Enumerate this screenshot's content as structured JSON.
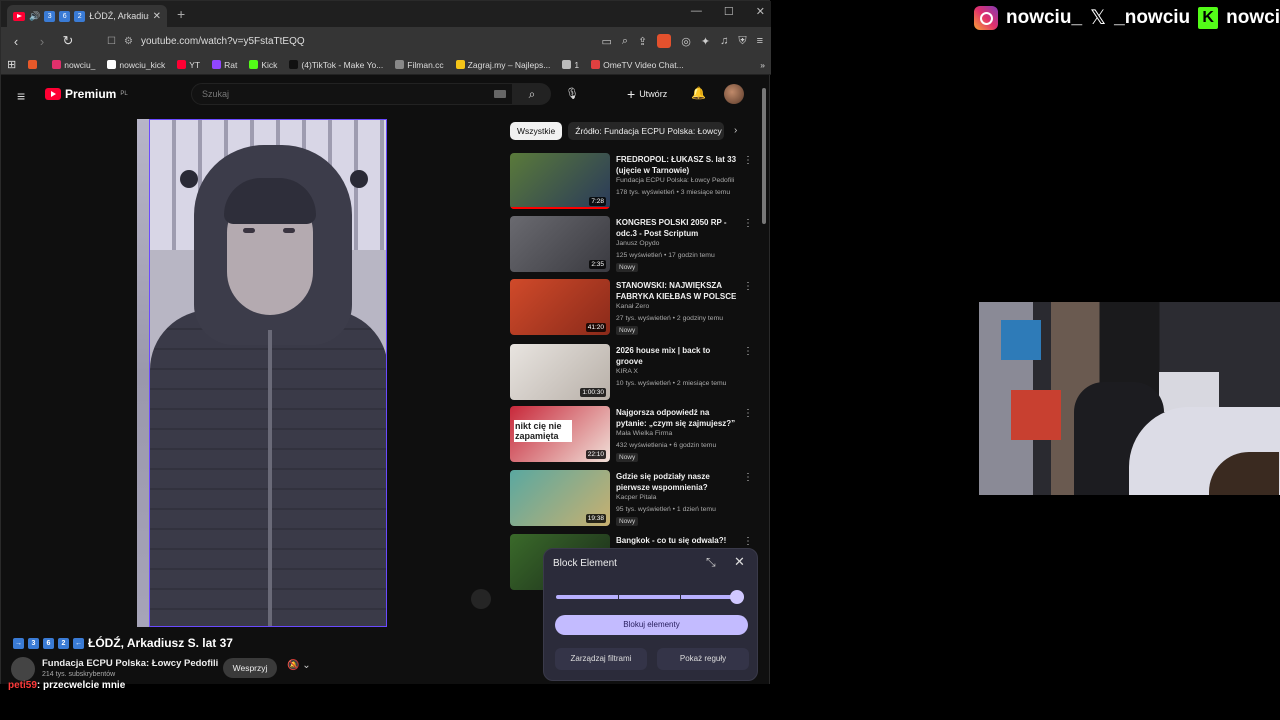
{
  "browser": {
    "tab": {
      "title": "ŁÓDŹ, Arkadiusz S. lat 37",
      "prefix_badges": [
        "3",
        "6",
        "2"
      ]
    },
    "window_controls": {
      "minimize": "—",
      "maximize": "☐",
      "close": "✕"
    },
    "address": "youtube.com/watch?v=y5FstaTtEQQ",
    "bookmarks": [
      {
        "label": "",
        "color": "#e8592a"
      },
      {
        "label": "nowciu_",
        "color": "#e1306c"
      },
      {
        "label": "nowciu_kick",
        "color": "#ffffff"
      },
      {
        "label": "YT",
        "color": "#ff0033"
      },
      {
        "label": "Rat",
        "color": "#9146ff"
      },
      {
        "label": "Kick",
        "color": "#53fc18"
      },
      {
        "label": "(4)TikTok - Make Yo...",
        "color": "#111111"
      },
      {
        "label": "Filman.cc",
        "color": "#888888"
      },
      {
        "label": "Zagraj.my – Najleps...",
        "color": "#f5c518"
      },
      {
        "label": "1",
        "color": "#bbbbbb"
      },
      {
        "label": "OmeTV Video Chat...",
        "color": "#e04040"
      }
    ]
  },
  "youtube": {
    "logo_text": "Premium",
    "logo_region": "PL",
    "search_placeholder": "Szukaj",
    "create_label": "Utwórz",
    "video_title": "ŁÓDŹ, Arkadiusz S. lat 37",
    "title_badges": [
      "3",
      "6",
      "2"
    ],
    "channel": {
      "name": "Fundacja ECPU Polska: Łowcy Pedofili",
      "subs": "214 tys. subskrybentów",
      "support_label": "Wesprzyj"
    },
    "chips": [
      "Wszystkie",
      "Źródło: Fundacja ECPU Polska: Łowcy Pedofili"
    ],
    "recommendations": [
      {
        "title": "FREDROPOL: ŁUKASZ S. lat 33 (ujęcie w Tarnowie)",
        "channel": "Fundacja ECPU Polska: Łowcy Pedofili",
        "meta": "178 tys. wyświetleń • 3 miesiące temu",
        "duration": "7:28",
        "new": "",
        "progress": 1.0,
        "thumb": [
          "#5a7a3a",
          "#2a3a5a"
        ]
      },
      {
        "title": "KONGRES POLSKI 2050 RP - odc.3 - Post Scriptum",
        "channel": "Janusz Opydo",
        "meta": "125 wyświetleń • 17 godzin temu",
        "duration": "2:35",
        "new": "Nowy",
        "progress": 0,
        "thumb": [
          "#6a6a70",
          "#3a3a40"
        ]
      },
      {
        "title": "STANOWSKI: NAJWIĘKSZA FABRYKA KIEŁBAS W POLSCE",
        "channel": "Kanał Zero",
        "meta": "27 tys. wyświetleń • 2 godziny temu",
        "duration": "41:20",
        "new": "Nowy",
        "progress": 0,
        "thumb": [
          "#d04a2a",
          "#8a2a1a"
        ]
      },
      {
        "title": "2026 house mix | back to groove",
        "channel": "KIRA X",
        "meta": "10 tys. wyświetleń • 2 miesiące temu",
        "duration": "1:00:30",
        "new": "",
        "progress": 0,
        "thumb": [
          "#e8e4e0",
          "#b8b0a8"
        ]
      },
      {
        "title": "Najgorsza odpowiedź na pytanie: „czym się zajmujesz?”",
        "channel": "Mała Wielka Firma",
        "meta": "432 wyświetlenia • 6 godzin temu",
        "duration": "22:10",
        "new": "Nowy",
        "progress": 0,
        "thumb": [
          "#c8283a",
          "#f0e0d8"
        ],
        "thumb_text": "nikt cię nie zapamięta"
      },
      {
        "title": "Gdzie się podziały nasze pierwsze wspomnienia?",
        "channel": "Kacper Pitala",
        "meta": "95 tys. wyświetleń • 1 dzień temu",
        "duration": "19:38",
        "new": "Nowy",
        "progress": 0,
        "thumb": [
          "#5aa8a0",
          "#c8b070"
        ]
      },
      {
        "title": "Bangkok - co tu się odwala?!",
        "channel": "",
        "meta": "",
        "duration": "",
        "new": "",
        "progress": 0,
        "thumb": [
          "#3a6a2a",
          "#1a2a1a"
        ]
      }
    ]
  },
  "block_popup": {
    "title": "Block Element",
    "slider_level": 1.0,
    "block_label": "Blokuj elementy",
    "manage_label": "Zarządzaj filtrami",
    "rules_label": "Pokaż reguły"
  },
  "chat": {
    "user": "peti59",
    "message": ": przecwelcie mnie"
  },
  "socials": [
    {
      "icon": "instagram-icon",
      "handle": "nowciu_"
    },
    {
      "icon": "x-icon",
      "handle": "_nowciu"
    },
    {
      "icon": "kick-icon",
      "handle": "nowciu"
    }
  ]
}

• **GIVEN REQUEST**: Only lines that contain the word "youtube" are wanted; copy each of them.

• **EXPECTED ANSWER**:
    "address": "youtube.com/watch?v=y5FstaTtEQQ",
  "youtube": {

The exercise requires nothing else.